## The problem
Every line of the data that contains the string "Rudolf" must be copied.

## Source records
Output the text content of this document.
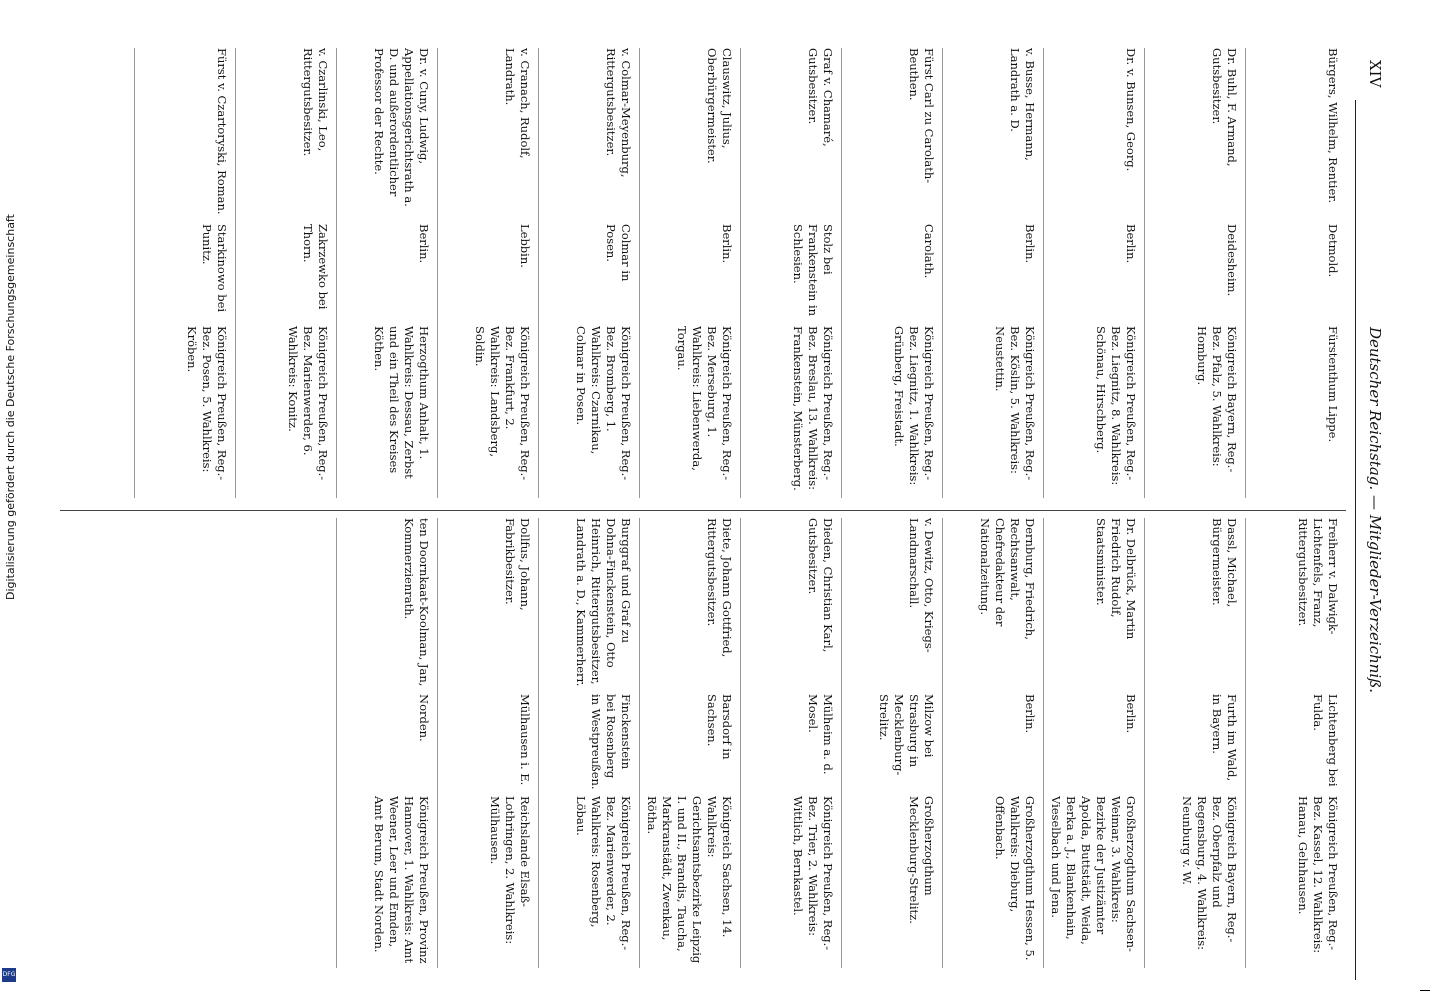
XIV
Deutscher Reichstag. — Mitglieder-Verzeichniß.
Bürgers, Wilhelm, Rentier.
Detmold.
Fürstenthum Lippe.
Dr. Buhl, F. Armand, Gutsbesitzer.
Deidesheim.
Königreich Bayern, Reg.-Bez. Pfalz, 5. Wahlkreis: Homburg.
Dr. v. Bunsen, Georg.
Berlin.
Königreich Preußen, Reg.-Bez. Liegnitz, 8. Wahlkreis: Schönau, Hirschberg.
v. Busse, Hermann, Landrath a. D.
Berlin.
Königreich Preußen, Reg.-Bez. Köslin, 5. Wahlkreis: Neustettin.
Fürst Carl zu Carolath-Beuthen.
Carolath.
Königreich Preußen, Reg.-Bez. Liegnitz, 1. Wahlkreis: Grünberg, Freistadt.
Graf v. Chamaré, Gutsbesitzer.
Stolz bei Frankenstein in Schlesien.
Königreich Preußen, Reg.-Bez. Breslau, 13. Wahlkreis: Frankenstein, Münsterberg.
Clauswitz, Julius, Oberbürgermeister.
Berlin.
Königreich Preußen, Reg.-Bez. Merseburg, 1. Wahlkreis: Liebenwerda, Torgau.
v. Colmar-Meyenburg, Rittergutsbesitzer.
Colmar in Posen.
Königreich Preußen, Reg.-Bez. Bromberg, 1. Wahlkreis: Czarnikau, Colmar in Posen.
v. Cranach, Rudolf, Landrath.
Lebbin.
Königreich Preußen, Reg.-Bez. Frankfurt, 2. Wahlkreis: Landsberg, Soldin.
Dr. v. Cuny, Ludwig, Appellationsgerichtsrath a. D. und außerordentlicher Professor der Rechte.
Berlin.
Herzogthum Anhalt, 1. Wahlkreis: Dessau, Zerbst und ein Theil des Kreises Köthen.
v. Czarlinski, Leo, Rittergutsbesitzer.
Zakrzewko bei Thorn.
Königreich Preußen, Reg.-Bez. Marienwerder, 6. Wahlkreis: Konitz.
Fürst v. Czartoryski, Roman.
Starkinowo bei Punitz.
Königreich Preußen, Reg.-Bez. Posen, 5. Wahlkreis: Kröben.
Freiherr v. Dalwigk-Lichtenfels, Franz, Rittergutsbesitzer.
Lichtenberg bei Fulda.
Königreich Preußen, Reg.-Bez. Kassel, 12. Wahlkreis: Hanau, Gelnhausen.
Dassl, Michael, Bürgermeister.
Furth im Wald, in Bayern.
Königreich Bayern, Reg.-Bez. Oberpfalz und Regensburg, 4. Wahlkreis: Neunburg v. W.
Dr. Delbrück, Martin Friedrich Rudolf, Staatsminister.
Berlin.
Großherzogthum Sachsen-Weimar, 3. Wahlkreis: Bezirke der Justizämter Apolda, Buttstädt, Weida, Berka a. J., Blankenhain, Vieselbach und Jena.
Dernburg, Friedrich, Rechtsanwalt, Chefredakteur der Nationalzeitung.
Berlin.
Großherzogthum Hessen, 5. Wahlkreis: Dieburg, Offenbach.
v. Dewitz, Otto, Kriegs-Landmarschall.
Milzow bei Strasburg in Mecklenburg-Strelitz.
Großherzogthum Mecklenburg-Strelitz.
Dieden, Christian Karl, Gutsbesitzer.
Mülheim a. d. Mosel.
Königreich Preußen, Reg.-Bez. Trier, 2. Wahlkreis: Wittlich, Bernkastel.
Diete, Johann Gottfried, Rittergutsbesitzer.
Barsdorf in Sachsen.
Königreich Sachsen, 14. Wahlkreis: Gerichtsamtsbezirke Leipzig I. und II., Brandis, Taucha, Markranstädt, Zwenkau, Rötha.
Burggraf und Graf zu Dohna-Finckenstein, Otto Heinrich, Rittergutsbesitzer, Landrath a. D., Kammerherr.
Finckenstein bei Rosenberg in Westpreußen.
Königreich Preußen, Reg.-Bez. Marienwerder, 2. Wahlkreis: Rosenberg, Löbau.
Dollfus, Johann, Fabrikbesitzer.
Mülhausen i. E.
Reichslande Elsaß-Lothringen, 2. Wahlkreis: Mülhausen.
ten Doornkaat-Koolman, Jan, Kommerzienrath.
Norden.
Königreich Preußen, Provinz Hannover, 1. Wahlkreis: Amt Weener, Leer und Emden, Amt Berum, Stadt Norden.
Digitalisierung gefördert durch die Deutsche Forschungsgemeinschaft
DFG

## Solution to this exercise
v. Cranach, Rudolf, Landrath.
Dr. Delbrück, Martin Friedrich Rudolf, Staatsminister.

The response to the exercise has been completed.